[Opening Document text section]

Jerrell Harris

No. 52
- Position: Linebacker

Personal information
- Born: July 8, 1989 (age 37) Gadsden, Alabama, U.S.
- Listed height: 6 ft 3 in (1.91 m)
- Listed weight: 242 lb (110 kg)

Career information
- High school: Gadsden (AL) City
- College: Alabama
- NFL draft: 2012: undrafted

Career history
- Atlanta Falcons (2012)*; Jacksonville Jaguars (2012)*; New England Patriots (2012)*; Oakland Raiders (2012−2013)*; San Diego Chargers (2013)*; Montreal Alouettes (2013)*; Denver Broncos (2014)*; Detroit Lions (2014–2015)*; Dallas Cowboys (2016)*;
- * Offseason or practice squad member only

Awards and highlights
- 2× BCS national champion (2010, 2012);
- Stats at Pro Football Reference

= Jerrell Harris =

American gridiron football player (born 1989)

Jerrell Harris (born July 8, 1989) is an American former professional football linebacker who attended the University of Alabama. Harris was an All-American in high school and was considered one of the better outside linebacker prospects of his class.

==Early life==
Harris attended Gadsden City High School in Alabama, where he was a teammate of fellow Crimson Tide players Kendall Kelly and Dre Kirkpatrick. As a senior, he registered 145 tackles (97 solo), 16 tackles for loss, three pass break-ups, 20 quarterback pressures, four caused fumbles, three recovered fumbles. Harris also returned one fumble for a touchdown and scored on an interception return. He amassed 130 tackles, three interceptions and two sacks as a junior.

Considered a four-star recruit by Rivals.com, Harris was listed as the No. 3 outside linebacker prospect in the country, behind only Nigel Bradham and Arthur Brown. Harris was also considered to be the best run stopper among all linebackers. He chose Alabama over Auburn, Tennessee and Clemson, among others.

==College career==
He played college football at Alabama.
As a member of the Crimson Tide, Harris was a member of two national championship teams. Harris was the player in a viral video where Nick Saban yelled at him in a practice to “run the route again. Damnit, it’s cut.”

[Closing Document text section]
[Opening Given information section]

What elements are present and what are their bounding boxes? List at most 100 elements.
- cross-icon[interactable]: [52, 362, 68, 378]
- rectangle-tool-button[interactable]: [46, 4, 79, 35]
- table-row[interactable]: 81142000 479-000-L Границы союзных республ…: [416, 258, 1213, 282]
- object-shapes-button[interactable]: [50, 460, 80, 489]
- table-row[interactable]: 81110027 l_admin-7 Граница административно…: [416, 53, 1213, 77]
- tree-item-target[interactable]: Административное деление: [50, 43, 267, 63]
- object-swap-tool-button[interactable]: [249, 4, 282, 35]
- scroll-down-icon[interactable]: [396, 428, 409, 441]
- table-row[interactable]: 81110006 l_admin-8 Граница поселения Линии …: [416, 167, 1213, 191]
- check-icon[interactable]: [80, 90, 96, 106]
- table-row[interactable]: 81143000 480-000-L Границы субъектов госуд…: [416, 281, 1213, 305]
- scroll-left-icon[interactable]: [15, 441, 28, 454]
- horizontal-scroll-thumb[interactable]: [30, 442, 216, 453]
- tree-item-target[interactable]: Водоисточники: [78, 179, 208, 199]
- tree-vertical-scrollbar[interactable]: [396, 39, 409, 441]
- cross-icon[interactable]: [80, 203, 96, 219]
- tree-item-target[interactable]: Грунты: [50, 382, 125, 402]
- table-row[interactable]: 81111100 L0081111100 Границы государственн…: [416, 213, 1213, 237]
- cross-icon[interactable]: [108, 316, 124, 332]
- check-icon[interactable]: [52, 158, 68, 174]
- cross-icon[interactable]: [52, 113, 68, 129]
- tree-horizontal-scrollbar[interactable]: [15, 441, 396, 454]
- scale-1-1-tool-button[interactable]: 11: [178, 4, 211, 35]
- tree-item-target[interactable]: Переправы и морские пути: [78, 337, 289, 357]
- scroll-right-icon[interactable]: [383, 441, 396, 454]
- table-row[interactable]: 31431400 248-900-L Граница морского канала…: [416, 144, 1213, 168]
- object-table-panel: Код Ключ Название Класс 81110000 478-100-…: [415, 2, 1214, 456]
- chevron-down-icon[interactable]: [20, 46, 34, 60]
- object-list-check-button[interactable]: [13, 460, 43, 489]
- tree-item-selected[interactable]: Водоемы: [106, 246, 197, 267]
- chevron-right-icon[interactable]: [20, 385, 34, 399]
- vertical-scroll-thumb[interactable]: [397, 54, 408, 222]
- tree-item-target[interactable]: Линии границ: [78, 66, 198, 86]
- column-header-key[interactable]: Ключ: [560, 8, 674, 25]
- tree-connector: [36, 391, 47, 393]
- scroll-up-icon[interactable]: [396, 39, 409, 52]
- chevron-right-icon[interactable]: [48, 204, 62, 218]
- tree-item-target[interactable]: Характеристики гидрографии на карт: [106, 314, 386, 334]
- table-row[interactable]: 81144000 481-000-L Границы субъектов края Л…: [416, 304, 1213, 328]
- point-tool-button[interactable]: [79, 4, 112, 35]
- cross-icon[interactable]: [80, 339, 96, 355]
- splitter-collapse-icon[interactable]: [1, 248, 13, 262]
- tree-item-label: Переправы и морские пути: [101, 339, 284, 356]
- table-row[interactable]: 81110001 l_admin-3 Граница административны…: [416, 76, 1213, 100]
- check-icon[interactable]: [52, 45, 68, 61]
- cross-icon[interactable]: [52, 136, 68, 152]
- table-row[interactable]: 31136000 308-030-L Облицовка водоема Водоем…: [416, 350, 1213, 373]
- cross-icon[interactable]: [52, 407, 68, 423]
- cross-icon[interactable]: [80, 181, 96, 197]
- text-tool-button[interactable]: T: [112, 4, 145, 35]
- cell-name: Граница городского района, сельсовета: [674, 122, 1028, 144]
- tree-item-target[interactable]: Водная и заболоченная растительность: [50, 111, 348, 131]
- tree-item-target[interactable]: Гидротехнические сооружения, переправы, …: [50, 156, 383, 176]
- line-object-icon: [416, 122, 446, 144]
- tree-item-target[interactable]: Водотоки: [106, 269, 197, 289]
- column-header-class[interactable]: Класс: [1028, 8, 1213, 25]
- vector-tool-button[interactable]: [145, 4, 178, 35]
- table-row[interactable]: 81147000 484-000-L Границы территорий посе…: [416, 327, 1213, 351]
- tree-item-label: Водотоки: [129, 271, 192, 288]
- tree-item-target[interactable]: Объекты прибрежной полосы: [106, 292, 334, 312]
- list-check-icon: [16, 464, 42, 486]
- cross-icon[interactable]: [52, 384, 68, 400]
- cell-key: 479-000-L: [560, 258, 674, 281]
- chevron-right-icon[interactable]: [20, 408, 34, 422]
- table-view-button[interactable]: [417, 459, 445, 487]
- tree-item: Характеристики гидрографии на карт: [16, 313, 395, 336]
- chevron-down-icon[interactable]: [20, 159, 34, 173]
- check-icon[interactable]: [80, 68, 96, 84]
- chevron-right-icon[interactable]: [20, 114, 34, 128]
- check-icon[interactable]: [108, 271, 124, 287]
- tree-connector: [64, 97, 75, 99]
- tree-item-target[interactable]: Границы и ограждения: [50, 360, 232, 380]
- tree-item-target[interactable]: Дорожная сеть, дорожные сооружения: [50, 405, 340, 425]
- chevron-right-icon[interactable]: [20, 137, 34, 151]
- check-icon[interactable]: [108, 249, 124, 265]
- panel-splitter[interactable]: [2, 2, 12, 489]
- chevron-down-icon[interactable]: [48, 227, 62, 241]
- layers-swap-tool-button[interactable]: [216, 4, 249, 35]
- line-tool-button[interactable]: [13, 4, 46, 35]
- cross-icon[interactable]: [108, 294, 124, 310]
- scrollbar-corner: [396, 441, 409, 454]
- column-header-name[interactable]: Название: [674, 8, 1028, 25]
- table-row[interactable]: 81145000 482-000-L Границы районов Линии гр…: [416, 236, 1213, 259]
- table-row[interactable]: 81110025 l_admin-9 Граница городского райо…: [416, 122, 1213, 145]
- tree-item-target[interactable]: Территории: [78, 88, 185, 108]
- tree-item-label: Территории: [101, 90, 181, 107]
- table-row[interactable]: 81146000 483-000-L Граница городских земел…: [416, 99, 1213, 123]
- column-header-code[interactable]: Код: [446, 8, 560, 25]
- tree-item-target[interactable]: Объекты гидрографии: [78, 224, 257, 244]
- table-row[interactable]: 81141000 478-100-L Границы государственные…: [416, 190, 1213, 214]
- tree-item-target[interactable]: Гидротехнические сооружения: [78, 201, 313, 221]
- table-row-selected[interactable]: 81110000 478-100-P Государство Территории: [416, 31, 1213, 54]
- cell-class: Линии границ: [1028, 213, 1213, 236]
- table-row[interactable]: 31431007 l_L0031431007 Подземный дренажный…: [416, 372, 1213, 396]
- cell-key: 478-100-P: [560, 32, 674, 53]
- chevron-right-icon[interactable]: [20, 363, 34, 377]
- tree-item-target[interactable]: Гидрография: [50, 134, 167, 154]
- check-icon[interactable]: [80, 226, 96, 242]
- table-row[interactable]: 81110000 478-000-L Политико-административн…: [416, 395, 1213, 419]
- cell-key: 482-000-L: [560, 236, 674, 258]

[Closing Given information section]

* **Check your understanding**:
**1)** Answer these questions from the Jerrell Harris article:
(a) How many tackles did Harris record as a high school senior?
(b) Which two outside linebacker prospects did Rivals.com rank ahead of him?
(c) In what year was he with the Montreal Alouettes?
**2)** Write the next part of the Jerrell Harris article, picking up after its final sentence.
The listing is drawn from a separate source.

* **Exercise answers**:
**1)**
(a) 145 tackles (97 solo)
(b) Nigel Bradham and Arthur Brown
(c) 2013

**2)**
==Professional career==

===Atlanta Falcons===
Harris went undrafted in the 2012 NFL draft and was later signed out of free agency by the Atlanta Falcons.

===Jacksonville Jaguars===
He was signed to the Jacksonville Jaguars practice squad on September 26, 2012, and released on October 24.

===New England Patriots===
He was signed to the New England Patriots practice squad on November 6, 2012, a promotion to the active roster would have reunited him with former Alabama teammate, linebacker Dont'a Hightower. However, Harris was released from the New England Patriots practice squad a week later.

===Oakland Raiders===
He was signed by the Oakland Raiders to their practice squad on November 28, 2012.
He was released by the Oakland Raiders on May 16, 2013.

===San Diego Chargers===
On August 5, 2013, Harris was signed by the San Diego Chargers.

===Montreal Alouettes===
Harris signed with the Montreal Alouettes on October 8, 2013.

===Denver Broncos===
Harris, along with seven other players, were signed to future contracts with the Denver Broncos on January 22, 2014. The Broncos released him on August 24, 2014.

===Detroit Lions===
Harris, along with five other players, were signed to the practice squad with the Detroit Lions on September 17, 2014. He was released on November 11, 2014. He was re-signed on November 25, 2014. On August 4, 2015, Harris was released by the Lions.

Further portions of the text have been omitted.